- **DATASET CONTENT**
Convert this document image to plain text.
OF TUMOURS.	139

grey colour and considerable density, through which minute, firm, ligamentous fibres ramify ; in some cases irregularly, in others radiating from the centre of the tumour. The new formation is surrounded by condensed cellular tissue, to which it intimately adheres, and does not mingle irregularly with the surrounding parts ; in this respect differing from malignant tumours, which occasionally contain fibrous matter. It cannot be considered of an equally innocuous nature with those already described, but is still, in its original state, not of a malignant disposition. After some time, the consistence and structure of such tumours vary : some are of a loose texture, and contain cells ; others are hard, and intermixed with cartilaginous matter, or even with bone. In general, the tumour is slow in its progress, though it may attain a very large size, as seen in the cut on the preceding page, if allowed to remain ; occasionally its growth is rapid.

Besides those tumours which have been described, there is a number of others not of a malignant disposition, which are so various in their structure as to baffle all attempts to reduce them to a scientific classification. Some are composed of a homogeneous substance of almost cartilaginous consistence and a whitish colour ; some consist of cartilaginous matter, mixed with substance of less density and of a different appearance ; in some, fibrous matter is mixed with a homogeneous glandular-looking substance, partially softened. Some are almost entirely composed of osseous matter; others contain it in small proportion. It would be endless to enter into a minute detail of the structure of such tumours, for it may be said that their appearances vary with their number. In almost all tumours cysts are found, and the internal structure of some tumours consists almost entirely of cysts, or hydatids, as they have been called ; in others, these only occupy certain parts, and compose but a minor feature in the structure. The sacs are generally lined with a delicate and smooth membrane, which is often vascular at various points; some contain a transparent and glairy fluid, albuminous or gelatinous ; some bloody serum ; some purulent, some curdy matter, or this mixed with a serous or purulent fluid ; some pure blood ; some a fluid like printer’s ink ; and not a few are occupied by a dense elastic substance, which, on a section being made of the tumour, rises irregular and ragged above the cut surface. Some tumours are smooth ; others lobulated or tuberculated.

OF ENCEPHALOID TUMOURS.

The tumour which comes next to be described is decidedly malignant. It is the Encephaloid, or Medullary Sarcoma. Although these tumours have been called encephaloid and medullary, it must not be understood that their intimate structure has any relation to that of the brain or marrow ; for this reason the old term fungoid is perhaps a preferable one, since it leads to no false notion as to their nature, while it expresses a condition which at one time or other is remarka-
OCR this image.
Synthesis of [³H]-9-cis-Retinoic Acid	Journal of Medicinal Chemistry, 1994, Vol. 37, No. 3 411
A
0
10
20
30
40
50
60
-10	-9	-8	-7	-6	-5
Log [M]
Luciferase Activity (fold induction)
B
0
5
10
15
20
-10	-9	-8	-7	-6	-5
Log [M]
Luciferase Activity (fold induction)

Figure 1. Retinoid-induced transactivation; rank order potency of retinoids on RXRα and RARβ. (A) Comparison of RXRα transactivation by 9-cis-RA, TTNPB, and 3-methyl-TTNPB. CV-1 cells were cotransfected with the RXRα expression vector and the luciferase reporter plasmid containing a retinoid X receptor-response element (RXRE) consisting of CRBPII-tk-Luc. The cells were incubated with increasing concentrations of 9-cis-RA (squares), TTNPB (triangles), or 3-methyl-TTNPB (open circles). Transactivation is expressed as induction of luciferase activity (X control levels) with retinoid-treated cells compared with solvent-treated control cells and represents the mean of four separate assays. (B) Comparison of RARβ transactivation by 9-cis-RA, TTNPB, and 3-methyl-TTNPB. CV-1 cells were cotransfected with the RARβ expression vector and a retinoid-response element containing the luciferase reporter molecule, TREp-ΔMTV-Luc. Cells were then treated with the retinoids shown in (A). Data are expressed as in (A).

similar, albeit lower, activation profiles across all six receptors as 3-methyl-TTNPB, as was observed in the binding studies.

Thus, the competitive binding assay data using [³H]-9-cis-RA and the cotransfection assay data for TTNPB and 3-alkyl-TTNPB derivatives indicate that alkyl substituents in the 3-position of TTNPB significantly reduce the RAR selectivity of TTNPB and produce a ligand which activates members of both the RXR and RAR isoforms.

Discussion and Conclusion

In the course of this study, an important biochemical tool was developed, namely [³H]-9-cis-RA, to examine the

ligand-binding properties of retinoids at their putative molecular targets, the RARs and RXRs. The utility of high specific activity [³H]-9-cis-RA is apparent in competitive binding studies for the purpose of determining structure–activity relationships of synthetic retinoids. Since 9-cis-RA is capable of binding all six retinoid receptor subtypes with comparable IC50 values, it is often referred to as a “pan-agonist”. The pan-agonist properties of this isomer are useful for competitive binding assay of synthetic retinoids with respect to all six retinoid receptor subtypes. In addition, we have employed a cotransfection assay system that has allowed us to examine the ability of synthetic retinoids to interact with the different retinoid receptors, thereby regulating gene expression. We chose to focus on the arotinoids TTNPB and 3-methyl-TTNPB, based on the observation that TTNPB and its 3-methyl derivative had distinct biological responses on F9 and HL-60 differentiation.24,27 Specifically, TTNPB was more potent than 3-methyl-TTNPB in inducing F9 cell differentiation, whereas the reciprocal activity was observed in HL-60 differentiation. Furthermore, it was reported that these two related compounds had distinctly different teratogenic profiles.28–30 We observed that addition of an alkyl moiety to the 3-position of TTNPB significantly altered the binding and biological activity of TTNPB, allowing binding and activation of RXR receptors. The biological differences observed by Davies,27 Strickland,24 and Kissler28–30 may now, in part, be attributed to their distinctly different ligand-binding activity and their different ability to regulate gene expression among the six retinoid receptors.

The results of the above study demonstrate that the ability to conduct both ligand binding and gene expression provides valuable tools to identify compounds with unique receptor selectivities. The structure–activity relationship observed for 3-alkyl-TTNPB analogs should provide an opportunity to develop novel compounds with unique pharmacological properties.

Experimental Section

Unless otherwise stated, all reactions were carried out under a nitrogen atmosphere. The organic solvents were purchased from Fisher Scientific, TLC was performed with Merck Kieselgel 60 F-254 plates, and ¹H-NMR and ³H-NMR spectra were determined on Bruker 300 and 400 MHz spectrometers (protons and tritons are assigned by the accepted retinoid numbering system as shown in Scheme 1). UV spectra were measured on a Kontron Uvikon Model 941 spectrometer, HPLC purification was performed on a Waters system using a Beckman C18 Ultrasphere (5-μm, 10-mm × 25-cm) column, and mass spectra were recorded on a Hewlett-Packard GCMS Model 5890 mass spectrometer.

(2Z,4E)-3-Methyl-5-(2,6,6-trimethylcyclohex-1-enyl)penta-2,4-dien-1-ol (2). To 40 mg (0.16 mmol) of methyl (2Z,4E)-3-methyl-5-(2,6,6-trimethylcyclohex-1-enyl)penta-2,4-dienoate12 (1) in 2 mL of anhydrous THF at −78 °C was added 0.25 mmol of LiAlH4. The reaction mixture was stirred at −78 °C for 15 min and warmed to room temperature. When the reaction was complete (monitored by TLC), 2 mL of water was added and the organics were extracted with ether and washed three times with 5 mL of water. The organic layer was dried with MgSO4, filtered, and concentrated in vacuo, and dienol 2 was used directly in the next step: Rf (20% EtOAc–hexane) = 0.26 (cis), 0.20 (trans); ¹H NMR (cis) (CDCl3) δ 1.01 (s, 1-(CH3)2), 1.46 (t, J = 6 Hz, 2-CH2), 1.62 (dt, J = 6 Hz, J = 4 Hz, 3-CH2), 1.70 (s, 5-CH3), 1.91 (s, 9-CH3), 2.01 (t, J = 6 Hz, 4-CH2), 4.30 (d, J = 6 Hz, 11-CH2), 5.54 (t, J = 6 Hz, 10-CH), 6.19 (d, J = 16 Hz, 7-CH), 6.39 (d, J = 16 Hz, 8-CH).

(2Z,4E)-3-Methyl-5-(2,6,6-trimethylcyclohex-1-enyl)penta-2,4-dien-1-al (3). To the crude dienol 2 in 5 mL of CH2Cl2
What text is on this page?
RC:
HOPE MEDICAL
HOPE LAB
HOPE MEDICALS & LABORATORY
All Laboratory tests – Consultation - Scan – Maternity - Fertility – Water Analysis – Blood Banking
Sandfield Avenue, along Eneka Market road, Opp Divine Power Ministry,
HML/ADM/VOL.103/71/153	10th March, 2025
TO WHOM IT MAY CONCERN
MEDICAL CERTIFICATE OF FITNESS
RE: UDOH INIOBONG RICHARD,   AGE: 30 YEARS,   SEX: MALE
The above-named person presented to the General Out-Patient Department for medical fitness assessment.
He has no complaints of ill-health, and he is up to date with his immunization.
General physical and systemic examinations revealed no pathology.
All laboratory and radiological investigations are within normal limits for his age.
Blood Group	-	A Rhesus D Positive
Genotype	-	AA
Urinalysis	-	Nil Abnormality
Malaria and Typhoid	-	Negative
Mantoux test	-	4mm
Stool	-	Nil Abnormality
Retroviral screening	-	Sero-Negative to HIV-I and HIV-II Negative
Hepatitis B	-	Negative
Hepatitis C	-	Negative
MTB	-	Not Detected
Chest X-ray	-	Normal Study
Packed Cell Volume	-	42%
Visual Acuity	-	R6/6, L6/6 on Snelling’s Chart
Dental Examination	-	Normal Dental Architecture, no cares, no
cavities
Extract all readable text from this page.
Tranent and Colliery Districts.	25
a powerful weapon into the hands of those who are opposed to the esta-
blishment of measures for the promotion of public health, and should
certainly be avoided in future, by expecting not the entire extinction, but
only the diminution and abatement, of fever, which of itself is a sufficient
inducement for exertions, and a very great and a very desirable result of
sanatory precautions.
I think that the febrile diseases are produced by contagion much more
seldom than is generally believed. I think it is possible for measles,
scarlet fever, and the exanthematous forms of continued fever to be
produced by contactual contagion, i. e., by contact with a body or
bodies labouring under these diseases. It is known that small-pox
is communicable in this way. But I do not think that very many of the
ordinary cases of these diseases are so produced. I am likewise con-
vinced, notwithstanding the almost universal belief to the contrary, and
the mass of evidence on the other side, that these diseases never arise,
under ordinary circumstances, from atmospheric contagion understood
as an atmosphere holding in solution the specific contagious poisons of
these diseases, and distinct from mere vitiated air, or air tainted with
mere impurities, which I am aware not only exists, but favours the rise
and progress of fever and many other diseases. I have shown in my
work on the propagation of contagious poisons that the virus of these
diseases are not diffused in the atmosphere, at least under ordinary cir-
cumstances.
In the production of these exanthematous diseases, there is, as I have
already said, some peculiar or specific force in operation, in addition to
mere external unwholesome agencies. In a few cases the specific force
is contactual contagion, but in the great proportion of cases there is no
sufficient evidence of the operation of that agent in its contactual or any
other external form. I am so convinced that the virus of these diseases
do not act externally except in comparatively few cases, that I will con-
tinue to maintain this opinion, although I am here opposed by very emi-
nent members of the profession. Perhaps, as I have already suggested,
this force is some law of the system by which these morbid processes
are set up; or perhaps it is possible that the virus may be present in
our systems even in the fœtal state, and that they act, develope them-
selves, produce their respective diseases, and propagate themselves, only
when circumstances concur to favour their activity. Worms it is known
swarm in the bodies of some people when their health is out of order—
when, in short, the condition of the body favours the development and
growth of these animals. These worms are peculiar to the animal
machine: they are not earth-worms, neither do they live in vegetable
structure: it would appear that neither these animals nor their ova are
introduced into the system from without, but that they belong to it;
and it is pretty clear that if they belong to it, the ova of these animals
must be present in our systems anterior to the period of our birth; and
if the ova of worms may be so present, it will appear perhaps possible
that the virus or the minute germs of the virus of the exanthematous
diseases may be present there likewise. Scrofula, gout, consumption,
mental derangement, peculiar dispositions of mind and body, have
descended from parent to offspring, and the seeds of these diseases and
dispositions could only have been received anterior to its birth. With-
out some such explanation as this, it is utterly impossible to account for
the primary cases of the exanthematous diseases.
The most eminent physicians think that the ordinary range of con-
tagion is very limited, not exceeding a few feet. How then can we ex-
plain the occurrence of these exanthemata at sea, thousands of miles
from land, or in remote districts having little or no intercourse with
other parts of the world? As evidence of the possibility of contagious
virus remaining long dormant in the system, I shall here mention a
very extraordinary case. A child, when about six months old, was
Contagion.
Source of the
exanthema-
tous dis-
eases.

- **WHAT THE TASK REQUIRES**
Scan the preceding listing for lines that contain the word "health". Give only how many there are.

- **RESULT BELOW**
3